§ Given task:
Update the records from their start through the line containing "more-options-icon[interactable]: ••• xyxy=(645,28,663,44)" by replacing every "comment-time" with "comment-timestamp", leaving everything else unchanged, and return only those lines.

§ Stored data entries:
—————

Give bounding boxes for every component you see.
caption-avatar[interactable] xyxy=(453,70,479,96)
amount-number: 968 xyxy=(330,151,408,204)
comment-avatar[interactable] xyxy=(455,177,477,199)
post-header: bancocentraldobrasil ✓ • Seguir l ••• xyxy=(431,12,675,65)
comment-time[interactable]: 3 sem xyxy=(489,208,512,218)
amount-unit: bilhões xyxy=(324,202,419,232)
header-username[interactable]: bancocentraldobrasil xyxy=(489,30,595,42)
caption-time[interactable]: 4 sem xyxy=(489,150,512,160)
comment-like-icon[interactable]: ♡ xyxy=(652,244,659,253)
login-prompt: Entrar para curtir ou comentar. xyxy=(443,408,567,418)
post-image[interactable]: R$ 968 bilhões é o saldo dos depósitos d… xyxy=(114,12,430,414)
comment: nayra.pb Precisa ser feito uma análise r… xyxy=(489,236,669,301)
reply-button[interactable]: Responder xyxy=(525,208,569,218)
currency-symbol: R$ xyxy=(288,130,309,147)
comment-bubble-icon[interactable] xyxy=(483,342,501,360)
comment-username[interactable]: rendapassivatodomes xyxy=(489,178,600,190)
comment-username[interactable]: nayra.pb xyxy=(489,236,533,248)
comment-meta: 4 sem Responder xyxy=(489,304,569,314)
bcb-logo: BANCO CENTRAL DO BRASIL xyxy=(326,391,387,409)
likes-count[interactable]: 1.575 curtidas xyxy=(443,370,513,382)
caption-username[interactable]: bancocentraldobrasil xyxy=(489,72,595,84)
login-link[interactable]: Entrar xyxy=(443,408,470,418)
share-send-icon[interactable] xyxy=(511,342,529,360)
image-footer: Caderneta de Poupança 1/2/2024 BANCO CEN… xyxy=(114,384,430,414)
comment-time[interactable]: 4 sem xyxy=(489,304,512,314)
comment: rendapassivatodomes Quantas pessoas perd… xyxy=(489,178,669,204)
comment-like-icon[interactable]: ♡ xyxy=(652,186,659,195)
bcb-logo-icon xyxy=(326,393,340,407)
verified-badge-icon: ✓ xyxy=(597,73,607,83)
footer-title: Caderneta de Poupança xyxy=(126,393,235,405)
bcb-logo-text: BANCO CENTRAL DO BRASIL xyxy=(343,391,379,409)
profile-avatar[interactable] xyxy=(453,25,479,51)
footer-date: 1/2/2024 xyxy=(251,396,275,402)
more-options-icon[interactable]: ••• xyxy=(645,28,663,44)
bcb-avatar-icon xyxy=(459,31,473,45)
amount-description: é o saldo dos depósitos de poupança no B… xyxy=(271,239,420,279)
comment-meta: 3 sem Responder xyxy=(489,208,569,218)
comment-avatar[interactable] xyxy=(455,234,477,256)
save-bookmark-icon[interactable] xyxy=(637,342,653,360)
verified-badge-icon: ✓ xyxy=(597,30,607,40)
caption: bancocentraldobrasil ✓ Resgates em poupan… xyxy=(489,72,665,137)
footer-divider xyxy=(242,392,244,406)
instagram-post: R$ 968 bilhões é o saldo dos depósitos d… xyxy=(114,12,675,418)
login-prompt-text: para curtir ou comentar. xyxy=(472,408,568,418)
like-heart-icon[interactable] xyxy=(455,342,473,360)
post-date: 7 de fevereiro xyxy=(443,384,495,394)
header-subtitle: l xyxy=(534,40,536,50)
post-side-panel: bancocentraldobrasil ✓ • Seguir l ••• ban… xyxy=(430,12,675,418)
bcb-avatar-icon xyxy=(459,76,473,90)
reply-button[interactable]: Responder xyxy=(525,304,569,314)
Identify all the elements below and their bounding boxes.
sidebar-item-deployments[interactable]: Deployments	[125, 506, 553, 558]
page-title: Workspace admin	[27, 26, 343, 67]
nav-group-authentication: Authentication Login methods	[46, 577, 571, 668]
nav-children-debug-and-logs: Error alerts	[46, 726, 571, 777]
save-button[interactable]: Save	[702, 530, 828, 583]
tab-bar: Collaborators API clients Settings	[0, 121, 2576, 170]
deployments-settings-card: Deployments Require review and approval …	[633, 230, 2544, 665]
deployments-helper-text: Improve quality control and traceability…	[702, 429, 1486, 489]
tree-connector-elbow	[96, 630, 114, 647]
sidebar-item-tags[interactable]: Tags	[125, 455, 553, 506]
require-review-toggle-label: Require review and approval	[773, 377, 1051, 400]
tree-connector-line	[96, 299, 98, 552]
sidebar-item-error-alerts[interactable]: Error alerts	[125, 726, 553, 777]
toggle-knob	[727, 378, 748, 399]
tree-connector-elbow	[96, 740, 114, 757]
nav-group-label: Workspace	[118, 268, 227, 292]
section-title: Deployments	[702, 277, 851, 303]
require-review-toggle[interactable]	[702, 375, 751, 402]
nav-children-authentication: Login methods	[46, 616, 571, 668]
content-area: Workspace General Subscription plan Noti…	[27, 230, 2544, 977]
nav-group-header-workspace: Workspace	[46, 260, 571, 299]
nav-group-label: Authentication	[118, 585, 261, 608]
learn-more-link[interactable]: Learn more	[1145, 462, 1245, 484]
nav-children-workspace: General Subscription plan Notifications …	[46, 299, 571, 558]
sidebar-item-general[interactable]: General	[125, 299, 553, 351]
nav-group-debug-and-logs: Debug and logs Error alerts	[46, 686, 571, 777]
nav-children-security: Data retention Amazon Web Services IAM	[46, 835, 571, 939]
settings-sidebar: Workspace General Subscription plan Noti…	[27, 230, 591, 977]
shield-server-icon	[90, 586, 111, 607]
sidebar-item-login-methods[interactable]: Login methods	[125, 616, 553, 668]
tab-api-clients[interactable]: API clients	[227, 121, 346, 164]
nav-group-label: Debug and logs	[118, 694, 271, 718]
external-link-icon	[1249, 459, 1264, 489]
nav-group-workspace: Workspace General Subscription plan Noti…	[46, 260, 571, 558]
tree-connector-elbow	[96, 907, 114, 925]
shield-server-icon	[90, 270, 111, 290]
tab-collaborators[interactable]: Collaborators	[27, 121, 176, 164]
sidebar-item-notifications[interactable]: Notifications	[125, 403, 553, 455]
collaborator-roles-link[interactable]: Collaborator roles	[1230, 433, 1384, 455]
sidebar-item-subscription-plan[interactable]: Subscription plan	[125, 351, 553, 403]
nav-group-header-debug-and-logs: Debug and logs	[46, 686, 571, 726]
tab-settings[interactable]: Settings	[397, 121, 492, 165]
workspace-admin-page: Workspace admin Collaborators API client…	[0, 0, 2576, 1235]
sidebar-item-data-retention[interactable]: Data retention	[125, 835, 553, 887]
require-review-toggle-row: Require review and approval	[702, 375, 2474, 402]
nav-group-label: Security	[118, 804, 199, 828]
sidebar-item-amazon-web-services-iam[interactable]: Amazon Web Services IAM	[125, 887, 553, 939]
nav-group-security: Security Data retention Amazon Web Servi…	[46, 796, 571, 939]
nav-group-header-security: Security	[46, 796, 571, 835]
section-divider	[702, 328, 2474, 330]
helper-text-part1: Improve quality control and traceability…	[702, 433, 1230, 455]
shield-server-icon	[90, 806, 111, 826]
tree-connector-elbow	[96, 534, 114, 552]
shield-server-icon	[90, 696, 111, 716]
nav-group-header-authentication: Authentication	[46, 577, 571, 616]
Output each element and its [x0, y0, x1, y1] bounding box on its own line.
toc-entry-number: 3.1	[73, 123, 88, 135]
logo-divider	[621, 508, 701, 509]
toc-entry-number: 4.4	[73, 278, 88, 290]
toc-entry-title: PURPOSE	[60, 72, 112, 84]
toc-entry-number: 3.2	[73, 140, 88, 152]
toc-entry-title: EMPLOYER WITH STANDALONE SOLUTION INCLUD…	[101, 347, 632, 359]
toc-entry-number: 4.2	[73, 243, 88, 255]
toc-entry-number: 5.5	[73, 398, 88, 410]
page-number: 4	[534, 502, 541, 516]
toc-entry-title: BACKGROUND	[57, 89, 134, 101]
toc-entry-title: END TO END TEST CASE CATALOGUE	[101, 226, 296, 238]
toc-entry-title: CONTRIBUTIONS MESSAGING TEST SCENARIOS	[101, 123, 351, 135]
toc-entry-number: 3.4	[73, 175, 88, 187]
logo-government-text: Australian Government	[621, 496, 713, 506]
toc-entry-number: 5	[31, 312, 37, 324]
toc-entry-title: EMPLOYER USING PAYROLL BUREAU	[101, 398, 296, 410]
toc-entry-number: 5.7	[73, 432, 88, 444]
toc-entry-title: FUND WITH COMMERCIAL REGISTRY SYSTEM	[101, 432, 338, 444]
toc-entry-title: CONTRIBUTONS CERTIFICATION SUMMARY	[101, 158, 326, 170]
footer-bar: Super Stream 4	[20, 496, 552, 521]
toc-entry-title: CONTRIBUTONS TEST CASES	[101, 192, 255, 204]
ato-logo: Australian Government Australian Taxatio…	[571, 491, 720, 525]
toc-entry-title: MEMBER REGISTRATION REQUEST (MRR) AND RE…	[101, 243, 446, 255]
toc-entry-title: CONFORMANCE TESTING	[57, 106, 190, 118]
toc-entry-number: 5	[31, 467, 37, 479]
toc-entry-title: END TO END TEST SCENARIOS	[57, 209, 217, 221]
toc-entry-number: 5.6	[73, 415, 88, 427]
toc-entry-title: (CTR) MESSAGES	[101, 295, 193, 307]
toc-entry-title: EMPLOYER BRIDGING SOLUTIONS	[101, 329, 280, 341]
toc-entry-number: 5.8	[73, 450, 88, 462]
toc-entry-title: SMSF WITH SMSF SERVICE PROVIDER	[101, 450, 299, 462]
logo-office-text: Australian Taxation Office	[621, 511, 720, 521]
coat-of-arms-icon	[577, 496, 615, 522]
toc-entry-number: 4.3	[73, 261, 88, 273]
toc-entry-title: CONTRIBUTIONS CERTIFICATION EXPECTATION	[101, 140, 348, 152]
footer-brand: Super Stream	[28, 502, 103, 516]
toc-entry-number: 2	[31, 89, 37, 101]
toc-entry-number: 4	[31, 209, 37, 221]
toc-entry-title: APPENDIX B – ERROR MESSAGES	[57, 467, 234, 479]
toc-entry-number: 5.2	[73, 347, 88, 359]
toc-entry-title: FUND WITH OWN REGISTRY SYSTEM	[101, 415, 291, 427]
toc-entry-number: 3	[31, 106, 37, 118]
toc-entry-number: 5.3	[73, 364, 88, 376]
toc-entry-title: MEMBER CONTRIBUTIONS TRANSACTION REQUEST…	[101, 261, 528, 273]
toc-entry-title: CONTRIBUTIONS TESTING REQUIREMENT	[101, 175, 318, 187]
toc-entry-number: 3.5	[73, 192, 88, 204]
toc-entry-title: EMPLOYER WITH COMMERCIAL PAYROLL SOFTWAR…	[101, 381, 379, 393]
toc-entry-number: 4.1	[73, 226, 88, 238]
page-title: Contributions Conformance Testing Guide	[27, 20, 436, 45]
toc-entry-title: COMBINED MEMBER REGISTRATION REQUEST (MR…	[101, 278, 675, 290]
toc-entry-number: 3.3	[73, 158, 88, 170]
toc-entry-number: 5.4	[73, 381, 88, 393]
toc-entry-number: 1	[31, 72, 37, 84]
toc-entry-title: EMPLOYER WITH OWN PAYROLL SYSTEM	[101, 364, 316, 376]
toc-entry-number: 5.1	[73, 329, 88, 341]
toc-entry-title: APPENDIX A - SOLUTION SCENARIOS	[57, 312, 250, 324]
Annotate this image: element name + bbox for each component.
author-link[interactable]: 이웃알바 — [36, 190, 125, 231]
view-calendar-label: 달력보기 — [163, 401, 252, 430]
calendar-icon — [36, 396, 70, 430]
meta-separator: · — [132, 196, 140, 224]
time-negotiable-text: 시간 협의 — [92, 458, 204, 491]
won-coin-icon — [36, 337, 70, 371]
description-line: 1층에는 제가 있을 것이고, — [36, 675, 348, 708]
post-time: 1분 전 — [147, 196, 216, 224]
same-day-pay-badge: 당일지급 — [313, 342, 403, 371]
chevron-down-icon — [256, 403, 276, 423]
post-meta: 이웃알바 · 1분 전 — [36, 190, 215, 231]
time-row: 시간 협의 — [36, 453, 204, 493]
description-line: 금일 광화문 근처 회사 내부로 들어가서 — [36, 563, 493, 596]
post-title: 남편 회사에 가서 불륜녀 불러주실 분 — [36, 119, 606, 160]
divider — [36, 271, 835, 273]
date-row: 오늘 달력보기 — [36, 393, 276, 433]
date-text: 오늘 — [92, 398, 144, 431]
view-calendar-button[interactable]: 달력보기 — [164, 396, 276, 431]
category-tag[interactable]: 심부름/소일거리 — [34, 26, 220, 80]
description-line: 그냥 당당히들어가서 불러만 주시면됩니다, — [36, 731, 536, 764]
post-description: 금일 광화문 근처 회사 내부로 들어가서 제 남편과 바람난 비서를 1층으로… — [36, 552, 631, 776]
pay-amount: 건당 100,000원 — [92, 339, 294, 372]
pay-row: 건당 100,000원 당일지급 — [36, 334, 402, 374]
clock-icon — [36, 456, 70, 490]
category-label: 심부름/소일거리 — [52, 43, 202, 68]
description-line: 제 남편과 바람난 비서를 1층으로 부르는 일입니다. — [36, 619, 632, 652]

—————

§ Exercise output:
Give bounding boxes for every component you see.
caption-avatar[interactable] xyxy=(453,70,479,96)
amount-number: 968 xyxy=(330,151,408,204)
comment-avatar[interactable] xyxy=(455,177,477,199)
post-header: bancocentraldobrasil ✓ • Seguir l ••• xyxy=(431,12,675,65)
comment-timestamp[interactable]: 3 sem xyxy=(489,208,512,218)
amount-unit: bilhões xyxy=(324,202,419,232)
header-username[interactable]: bancocentraldobrasil xyxy=(489,30,595,42)
caption-time[interactable]: 4 sem xyxy=(489,150,512,160)
comment-like-icon[interactable]: ♡ xyxy=(652,244,659,253)
login-prompt: Entrar para curtir ou comentar. xyxy=(443,408,567,418)
post-image[interactable]: R$ 968 bilhões é o saldo dos depósitos d… xyxy=(114,12,430,414)
comment: nayra.pb Precisa ser feito uma análise r… xyxy=(489,236,669,301)
reply-button[interactable]: Responder xyxy=(525,208,569,218)
currency-symbol: R$ xyxy=(288,130,309,147)
comment-bubble-icon[interactable] xyxy=(483,342,501,360)
comment-username[interactable]: rendapassivatodomes xyxy=(489,178,600,190)
comment-username[interactable]: nayra.pb xyxy=(489,236,533,248)
comment-meta: 4 sem Responder xyxy=(489,304,569,314)
bcb-logo: BANCO CENTRAL DO BRASIL xyxy=(326,391,387,409)
likes-count[interactable]: 1.575 curtidas xyxy=(443,370,513,382)
caption-username[interactable]: bancocentraldobrasil xyxy=(489,72,595,84)
login-link[interactable]: Entrar xyxy=(443,408,470,418)
share-send-icon[interactable] xyxy=(511,342,529,360)
image-footer: Caderneta de Poupança 1/2/2024 BANCO CEN… xyxy=(114,384,430,414)
comment-timestamp[interactable]: 4 sem xyxy=(489,304,512,314)
comment: rendapassivatodomes Quantas pessoas perd… xyxy=(489,178,669,204)
comment-like-icon[interactable]: ♡ xyxy=(652,186,659,195)
bcb-logo-icon xyxy=(326,393,340,407)
verified-badge-icon: ✓ xyxy=(597,73,607,83)
footer-title: Caderneta de Poupança xyxy=(126,393,235,405)
bcb-logo-text: BANCO CENTRAL DO BRASIL xyxy=(343,391,379,409)
profile-avatar[interactable] xyxy=(453,25,479,51)
footer-date: 1/2/2024 xyxy=(251,396,275,402)
more-options-icon[interactable]: ••• xyxy=(645,28,663,44)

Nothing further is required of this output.